Identify and pull out each line of the entries in which "конкретную" occurs.

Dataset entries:
================
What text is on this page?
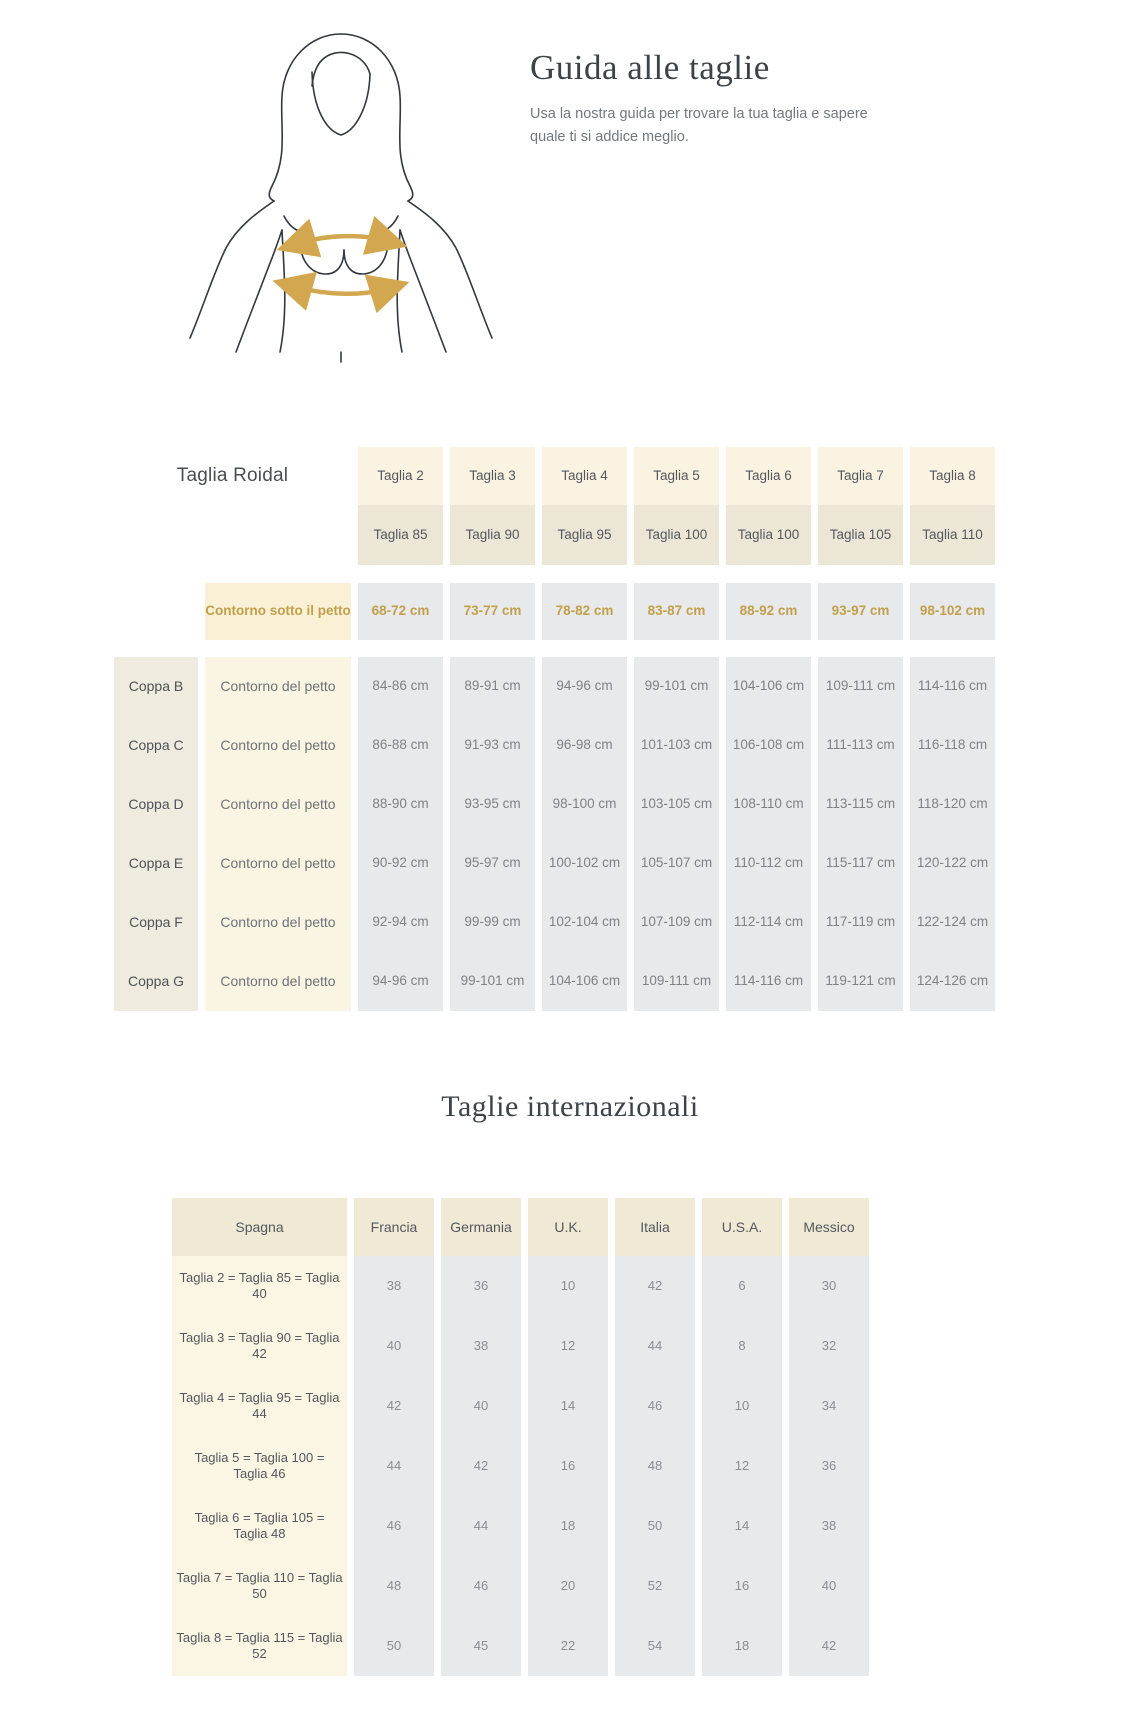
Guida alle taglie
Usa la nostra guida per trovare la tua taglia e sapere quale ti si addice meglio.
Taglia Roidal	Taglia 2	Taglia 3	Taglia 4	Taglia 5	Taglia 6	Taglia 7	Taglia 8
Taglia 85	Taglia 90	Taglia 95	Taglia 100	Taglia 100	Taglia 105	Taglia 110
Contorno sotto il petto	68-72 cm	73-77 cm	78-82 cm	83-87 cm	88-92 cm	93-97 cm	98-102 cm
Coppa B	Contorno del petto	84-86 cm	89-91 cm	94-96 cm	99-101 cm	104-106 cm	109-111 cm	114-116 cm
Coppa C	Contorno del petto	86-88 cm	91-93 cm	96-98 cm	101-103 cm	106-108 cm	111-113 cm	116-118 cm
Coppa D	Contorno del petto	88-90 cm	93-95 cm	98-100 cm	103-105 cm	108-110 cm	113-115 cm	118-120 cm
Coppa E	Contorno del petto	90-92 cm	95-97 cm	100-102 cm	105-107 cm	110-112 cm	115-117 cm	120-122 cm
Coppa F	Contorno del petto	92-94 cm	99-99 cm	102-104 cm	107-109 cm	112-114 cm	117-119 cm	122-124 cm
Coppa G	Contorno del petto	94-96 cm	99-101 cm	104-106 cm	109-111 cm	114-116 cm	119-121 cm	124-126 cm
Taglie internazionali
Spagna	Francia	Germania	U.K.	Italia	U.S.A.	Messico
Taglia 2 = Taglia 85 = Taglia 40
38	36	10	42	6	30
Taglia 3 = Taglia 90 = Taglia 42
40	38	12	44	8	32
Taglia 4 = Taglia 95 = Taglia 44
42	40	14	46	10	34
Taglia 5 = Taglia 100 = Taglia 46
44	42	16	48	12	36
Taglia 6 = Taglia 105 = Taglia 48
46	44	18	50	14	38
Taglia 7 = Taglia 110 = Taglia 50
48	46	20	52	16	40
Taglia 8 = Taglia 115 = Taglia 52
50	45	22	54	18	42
================
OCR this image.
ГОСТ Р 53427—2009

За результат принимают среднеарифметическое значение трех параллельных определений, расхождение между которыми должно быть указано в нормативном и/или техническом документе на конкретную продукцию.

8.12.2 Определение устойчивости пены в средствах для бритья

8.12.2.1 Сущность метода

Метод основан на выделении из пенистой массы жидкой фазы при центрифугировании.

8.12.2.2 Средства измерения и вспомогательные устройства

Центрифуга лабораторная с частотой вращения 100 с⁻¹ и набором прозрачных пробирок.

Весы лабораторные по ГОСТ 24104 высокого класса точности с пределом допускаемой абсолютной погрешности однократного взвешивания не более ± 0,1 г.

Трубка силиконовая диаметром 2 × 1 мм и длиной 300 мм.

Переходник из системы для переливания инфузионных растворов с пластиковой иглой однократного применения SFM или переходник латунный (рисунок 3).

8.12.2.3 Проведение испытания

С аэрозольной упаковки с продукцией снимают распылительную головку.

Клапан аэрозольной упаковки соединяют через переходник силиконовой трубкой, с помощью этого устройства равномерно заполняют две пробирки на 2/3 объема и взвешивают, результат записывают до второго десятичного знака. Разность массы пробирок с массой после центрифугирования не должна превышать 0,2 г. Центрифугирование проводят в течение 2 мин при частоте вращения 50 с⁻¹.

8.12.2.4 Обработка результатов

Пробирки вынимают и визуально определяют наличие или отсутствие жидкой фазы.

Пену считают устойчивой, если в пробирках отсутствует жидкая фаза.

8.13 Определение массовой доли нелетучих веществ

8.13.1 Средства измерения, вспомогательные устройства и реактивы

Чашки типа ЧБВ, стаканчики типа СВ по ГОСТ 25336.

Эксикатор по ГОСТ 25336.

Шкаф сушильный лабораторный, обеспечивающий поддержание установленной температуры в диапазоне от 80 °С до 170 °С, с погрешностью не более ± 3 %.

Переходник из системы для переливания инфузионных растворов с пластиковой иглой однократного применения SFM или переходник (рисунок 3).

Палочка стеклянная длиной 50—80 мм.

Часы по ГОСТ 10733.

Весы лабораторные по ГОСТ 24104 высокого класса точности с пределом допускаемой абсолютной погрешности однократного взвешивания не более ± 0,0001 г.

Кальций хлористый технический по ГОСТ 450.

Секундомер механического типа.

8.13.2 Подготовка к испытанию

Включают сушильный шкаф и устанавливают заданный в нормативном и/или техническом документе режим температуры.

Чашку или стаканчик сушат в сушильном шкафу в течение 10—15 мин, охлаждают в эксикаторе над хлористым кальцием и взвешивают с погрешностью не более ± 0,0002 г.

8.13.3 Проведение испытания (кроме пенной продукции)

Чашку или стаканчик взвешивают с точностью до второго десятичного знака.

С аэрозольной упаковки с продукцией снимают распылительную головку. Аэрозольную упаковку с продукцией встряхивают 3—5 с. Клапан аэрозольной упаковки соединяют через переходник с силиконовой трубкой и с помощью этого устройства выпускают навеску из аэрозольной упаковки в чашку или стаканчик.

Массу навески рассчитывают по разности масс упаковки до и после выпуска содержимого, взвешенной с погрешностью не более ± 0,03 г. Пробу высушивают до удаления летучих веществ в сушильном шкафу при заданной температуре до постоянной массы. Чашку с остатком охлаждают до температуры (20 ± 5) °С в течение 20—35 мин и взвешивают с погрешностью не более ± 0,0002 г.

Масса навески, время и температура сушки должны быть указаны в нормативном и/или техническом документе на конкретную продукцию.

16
================
**Result for this exercise:**
За результат принимают среднеарифметическое значение трех параллельных определений, расхождение между которыми должно быть указано в нормативном и/или техническом документе на конкретную продукцию.
Масса навески, время и температура сушки должны быть указаны в нормативном и/или техническом документе на конкретную продукцию.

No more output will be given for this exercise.